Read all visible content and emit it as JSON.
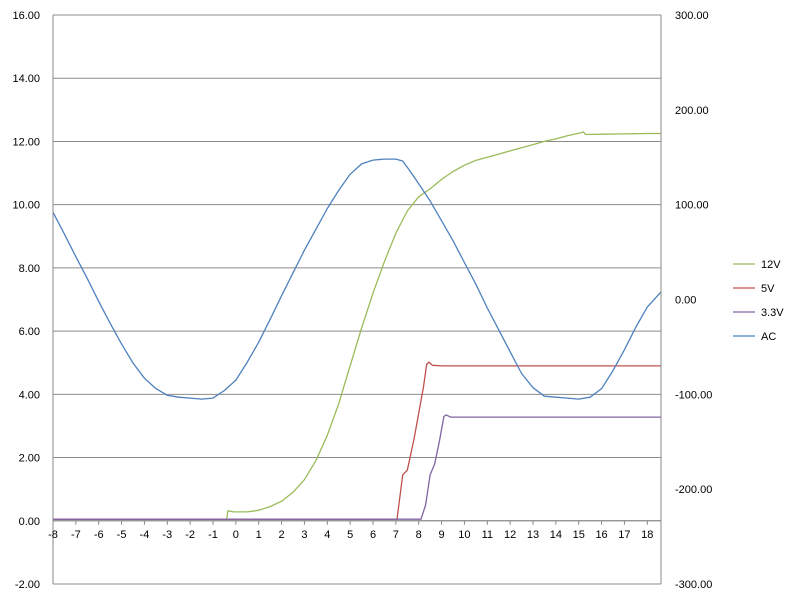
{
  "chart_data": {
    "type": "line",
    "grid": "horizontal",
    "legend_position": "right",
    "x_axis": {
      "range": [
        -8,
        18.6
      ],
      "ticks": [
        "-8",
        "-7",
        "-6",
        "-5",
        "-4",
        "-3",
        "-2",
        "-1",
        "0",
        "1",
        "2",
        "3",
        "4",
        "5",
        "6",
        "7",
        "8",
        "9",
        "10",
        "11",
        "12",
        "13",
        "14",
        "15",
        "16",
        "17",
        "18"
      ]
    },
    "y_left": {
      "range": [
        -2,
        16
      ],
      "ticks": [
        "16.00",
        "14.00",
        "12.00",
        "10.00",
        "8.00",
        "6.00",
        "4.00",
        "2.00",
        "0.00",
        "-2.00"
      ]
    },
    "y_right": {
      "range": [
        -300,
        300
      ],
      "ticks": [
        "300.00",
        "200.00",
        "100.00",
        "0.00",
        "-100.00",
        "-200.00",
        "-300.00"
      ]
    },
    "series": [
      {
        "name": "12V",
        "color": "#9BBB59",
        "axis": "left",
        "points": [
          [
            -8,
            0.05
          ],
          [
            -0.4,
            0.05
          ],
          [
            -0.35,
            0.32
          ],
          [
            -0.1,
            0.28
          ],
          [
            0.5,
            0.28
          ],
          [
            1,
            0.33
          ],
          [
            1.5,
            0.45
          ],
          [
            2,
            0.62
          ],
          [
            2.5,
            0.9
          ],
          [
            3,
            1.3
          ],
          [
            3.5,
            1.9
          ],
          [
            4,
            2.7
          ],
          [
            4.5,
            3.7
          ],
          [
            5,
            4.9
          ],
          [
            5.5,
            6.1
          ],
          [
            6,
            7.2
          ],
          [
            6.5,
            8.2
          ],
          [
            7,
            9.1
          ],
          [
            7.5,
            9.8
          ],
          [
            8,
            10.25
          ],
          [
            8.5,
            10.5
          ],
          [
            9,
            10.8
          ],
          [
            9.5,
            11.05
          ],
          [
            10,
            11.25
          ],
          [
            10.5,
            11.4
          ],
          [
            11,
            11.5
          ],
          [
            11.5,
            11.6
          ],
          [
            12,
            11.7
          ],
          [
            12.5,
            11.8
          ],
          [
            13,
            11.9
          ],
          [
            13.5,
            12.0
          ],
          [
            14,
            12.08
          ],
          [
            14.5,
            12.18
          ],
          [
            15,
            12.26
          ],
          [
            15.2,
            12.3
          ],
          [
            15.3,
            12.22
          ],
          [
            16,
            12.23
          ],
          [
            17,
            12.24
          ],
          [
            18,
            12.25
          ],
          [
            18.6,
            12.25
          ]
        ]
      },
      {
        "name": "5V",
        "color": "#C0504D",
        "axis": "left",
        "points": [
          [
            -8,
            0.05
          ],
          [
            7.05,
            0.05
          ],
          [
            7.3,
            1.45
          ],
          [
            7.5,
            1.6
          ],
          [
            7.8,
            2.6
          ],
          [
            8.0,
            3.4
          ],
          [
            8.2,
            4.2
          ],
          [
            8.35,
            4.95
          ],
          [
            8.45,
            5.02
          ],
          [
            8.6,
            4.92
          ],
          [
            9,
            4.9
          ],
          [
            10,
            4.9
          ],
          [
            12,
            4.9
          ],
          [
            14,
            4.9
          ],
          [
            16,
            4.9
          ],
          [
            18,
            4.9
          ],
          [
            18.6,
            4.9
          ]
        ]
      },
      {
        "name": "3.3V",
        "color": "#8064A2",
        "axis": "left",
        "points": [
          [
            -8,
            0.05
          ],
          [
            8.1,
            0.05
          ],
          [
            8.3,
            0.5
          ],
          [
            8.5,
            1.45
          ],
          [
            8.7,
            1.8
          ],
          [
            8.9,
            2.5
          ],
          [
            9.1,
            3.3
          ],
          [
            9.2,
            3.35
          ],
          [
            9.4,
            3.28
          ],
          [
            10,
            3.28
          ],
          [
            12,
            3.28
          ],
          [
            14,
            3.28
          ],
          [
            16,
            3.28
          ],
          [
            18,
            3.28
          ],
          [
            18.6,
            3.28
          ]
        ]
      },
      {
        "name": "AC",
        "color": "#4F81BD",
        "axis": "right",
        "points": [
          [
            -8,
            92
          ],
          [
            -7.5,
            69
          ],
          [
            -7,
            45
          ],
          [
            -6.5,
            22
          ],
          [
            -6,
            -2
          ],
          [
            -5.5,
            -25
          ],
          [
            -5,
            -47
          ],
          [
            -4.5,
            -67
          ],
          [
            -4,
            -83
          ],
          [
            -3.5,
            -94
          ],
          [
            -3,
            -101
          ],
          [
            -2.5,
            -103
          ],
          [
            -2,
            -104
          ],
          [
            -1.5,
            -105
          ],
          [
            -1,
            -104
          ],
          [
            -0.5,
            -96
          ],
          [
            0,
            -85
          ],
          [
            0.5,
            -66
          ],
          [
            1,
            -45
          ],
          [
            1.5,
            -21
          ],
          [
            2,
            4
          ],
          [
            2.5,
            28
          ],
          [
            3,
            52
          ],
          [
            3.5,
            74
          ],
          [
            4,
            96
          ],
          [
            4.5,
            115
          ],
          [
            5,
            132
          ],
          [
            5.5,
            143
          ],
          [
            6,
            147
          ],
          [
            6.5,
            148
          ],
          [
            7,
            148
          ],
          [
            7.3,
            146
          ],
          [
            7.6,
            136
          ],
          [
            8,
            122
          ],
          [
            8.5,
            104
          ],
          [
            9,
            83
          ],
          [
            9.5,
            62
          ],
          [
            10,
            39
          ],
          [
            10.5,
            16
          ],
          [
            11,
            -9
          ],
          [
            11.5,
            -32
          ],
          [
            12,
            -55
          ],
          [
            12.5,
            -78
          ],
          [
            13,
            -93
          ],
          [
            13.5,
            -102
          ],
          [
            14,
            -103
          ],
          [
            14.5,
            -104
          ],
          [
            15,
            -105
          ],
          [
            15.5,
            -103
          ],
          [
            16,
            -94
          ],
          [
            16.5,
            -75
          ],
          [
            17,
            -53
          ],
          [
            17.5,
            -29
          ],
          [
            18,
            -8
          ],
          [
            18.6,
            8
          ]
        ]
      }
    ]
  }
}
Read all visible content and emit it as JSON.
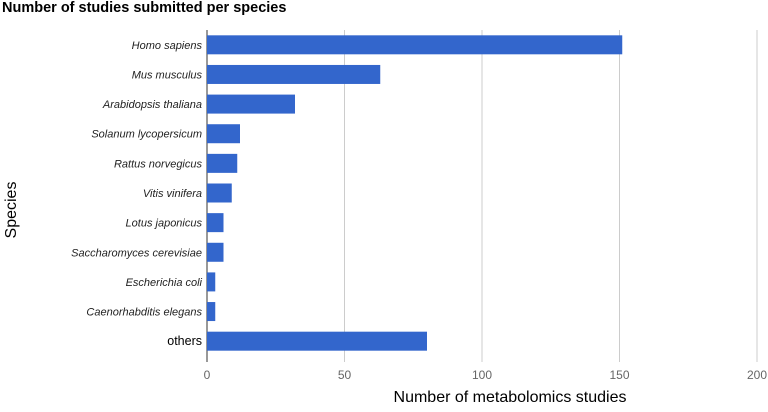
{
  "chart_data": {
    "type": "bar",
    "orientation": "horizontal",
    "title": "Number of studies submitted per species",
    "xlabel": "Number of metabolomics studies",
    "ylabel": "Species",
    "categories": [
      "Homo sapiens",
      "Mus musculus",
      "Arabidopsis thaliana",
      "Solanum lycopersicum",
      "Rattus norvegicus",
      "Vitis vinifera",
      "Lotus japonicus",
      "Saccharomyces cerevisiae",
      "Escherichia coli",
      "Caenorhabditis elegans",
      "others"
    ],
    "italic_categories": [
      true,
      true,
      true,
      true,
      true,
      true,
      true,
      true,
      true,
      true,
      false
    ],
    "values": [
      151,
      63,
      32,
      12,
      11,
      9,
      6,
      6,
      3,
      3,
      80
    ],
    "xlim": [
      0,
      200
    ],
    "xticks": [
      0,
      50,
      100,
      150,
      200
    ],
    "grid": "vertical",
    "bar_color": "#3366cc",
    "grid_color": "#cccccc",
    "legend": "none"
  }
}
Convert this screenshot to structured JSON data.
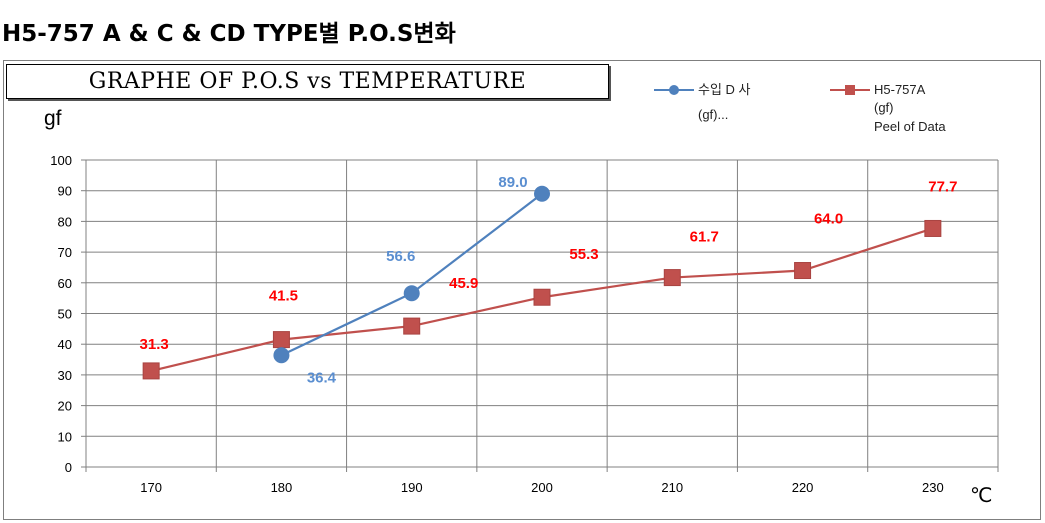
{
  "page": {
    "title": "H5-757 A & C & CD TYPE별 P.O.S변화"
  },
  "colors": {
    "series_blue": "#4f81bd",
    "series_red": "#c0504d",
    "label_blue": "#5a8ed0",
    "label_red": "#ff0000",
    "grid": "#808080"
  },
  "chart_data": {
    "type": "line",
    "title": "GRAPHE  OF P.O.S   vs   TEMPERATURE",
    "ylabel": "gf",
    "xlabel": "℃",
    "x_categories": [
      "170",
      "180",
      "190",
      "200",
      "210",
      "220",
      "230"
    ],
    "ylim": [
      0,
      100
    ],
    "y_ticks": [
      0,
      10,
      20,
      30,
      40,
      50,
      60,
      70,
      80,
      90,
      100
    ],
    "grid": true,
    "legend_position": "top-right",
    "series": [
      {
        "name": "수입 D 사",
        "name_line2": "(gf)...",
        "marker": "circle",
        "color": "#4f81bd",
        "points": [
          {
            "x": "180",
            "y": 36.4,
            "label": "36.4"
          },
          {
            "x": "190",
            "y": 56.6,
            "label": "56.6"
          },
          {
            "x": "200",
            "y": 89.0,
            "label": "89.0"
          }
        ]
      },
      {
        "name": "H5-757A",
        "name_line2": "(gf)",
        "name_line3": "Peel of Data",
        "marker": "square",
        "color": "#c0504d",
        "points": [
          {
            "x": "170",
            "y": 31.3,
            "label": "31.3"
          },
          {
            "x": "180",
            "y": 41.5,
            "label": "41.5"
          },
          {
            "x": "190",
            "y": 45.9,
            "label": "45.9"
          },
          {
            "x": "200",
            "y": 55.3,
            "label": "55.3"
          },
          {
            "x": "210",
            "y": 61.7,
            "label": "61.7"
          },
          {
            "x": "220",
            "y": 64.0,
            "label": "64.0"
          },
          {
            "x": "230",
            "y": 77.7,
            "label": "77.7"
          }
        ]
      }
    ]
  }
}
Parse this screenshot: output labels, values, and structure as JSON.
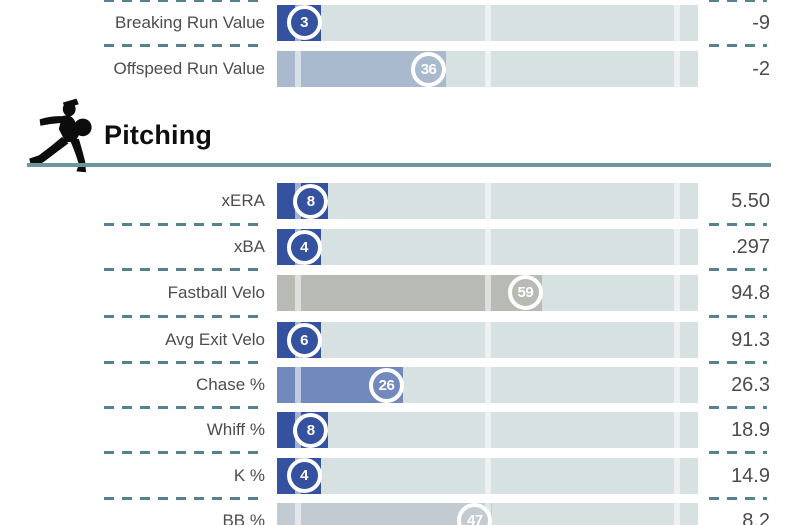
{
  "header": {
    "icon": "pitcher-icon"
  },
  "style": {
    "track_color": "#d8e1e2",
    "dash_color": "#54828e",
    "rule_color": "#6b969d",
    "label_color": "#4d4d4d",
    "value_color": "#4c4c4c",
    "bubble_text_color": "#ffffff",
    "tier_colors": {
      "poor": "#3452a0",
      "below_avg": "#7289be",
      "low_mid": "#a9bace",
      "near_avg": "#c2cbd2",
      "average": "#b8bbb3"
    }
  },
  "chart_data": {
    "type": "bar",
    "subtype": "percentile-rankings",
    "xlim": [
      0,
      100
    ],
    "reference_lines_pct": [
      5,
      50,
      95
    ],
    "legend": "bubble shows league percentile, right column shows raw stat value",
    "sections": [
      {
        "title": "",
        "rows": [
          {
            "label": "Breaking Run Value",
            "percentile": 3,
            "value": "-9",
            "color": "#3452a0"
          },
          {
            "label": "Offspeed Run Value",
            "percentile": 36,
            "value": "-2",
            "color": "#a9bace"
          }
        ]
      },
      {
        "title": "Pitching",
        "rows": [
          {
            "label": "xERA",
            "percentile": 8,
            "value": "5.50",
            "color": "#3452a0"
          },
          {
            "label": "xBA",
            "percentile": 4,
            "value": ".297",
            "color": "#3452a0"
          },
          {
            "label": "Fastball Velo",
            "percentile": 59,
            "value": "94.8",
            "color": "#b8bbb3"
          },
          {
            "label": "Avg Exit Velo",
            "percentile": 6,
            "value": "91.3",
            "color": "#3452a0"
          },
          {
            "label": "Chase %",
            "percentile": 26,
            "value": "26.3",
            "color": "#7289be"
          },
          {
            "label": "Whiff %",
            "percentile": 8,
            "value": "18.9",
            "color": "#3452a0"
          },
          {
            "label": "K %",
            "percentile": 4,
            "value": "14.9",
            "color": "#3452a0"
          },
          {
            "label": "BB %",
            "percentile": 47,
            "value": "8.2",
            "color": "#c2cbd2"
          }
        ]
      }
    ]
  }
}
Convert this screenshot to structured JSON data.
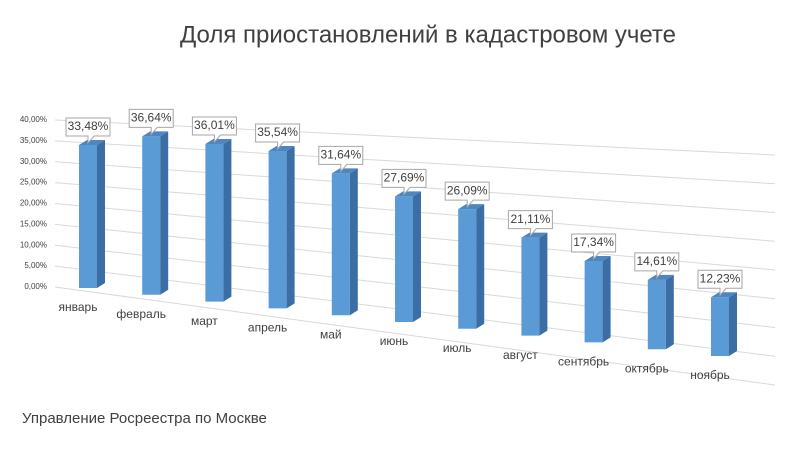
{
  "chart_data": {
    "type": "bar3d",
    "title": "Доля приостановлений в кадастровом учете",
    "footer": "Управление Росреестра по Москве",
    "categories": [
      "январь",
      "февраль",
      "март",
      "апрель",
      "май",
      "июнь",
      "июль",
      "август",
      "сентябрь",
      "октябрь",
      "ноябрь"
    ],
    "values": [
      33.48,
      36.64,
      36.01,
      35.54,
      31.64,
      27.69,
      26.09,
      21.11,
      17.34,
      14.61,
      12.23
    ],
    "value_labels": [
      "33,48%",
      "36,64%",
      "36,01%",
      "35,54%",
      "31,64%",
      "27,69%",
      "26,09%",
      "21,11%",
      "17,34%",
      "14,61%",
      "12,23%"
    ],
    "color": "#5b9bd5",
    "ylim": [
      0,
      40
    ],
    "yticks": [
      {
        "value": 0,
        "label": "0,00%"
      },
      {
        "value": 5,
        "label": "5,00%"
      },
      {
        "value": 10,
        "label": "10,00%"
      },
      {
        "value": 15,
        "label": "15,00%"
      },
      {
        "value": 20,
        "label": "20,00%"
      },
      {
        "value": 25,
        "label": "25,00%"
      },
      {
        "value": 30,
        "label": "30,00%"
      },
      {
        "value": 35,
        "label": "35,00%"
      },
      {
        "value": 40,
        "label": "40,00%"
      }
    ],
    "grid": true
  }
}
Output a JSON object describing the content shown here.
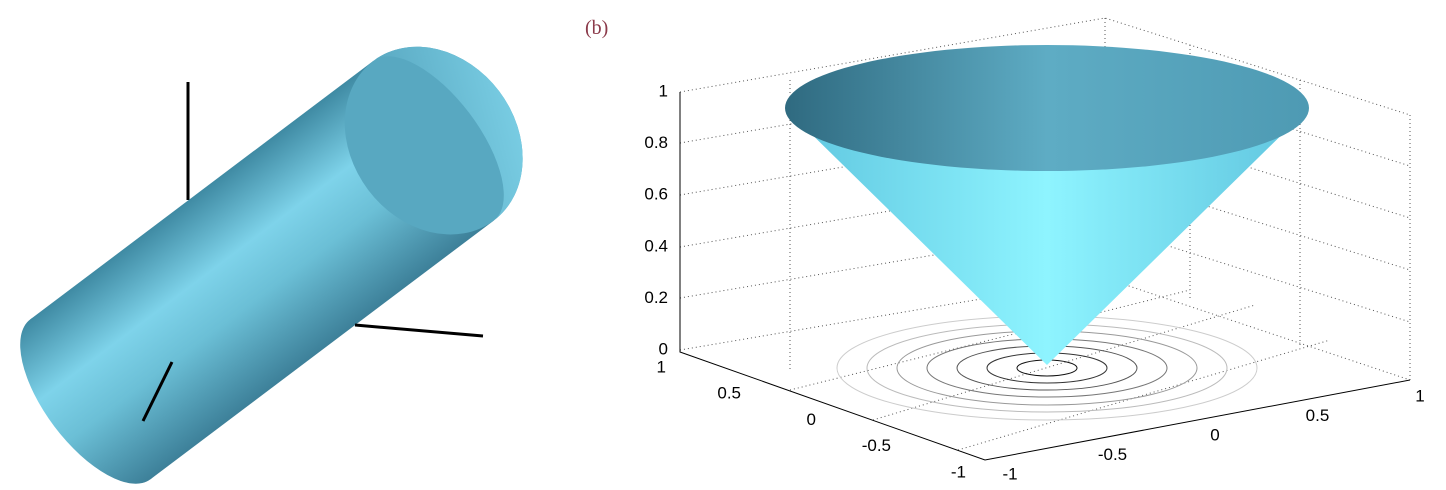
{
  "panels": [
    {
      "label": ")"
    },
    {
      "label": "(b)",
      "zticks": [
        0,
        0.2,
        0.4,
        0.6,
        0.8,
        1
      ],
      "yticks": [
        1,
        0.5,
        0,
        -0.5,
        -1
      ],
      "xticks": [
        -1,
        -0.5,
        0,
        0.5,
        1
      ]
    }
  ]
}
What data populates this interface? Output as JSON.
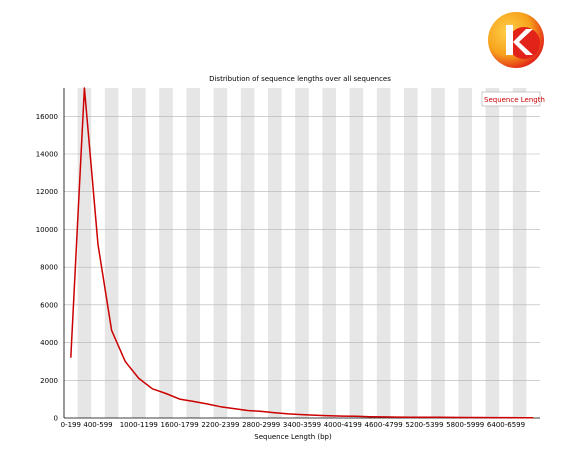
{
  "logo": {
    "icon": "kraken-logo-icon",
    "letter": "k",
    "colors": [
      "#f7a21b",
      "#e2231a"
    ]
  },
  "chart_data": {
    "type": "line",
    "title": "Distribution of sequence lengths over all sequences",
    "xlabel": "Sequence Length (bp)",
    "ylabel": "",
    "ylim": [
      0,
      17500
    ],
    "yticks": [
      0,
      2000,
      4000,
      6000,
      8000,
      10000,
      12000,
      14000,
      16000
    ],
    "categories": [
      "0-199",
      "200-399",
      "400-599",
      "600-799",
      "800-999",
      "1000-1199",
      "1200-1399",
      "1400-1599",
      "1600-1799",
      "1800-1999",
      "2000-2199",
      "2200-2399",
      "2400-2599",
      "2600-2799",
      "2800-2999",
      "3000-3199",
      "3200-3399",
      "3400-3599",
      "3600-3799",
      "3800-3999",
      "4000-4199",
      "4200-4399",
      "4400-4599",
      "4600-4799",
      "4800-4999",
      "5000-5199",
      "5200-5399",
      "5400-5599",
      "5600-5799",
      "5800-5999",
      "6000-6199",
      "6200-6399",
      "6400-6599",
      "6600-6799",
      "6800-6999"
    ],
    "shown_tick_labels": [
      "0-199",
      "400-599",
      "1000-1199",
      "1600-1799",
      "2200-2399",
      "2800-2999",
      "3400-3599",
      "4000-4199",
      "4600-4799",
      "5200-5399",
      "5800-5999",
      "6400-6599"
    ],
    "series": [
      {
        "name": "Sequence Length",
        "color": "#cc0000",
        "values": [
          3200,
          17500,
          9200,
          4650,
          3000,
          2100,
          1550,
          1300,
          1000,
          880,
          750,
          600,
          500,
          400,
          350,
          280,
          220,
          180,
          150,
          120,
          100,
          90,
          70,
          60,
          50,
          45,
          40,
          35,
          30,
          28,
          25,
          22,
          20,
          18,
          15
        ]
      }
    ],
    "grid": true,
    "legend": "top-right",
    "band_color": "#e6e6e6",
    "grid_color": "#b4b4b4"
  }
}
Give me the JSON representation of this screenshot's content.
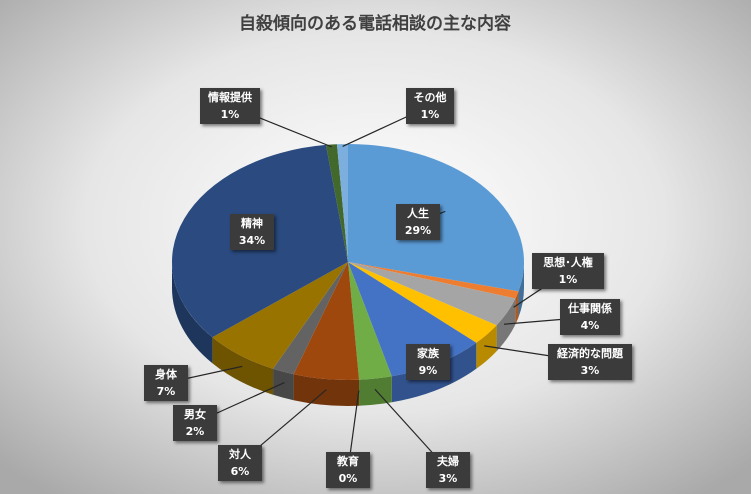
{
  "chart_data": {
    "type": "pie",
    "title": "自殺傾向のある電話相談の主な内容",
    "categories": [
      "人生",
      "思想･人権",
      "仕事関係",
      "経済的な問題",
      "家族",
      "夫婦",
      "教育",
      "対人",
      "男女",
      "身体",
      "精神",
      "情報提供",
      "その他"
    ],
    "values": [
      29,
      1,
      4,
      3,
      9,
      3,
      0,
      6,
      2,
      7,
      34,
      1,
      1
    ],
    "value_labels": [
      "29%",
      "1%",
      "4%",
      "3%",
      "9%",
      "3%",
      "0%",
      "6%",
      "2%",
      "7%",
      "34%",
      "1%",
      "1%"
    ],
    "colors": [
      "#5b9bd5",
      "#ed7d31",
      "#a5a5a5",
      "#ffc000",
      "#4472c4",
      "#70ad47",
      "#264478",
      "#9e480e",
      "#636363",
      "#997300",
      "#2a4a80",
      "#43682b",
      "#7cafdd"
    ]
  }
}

> **Set exercise**:
Working from the material above, state how many lines contain "icon"; give only the number.

> **Solution to the problem**:
2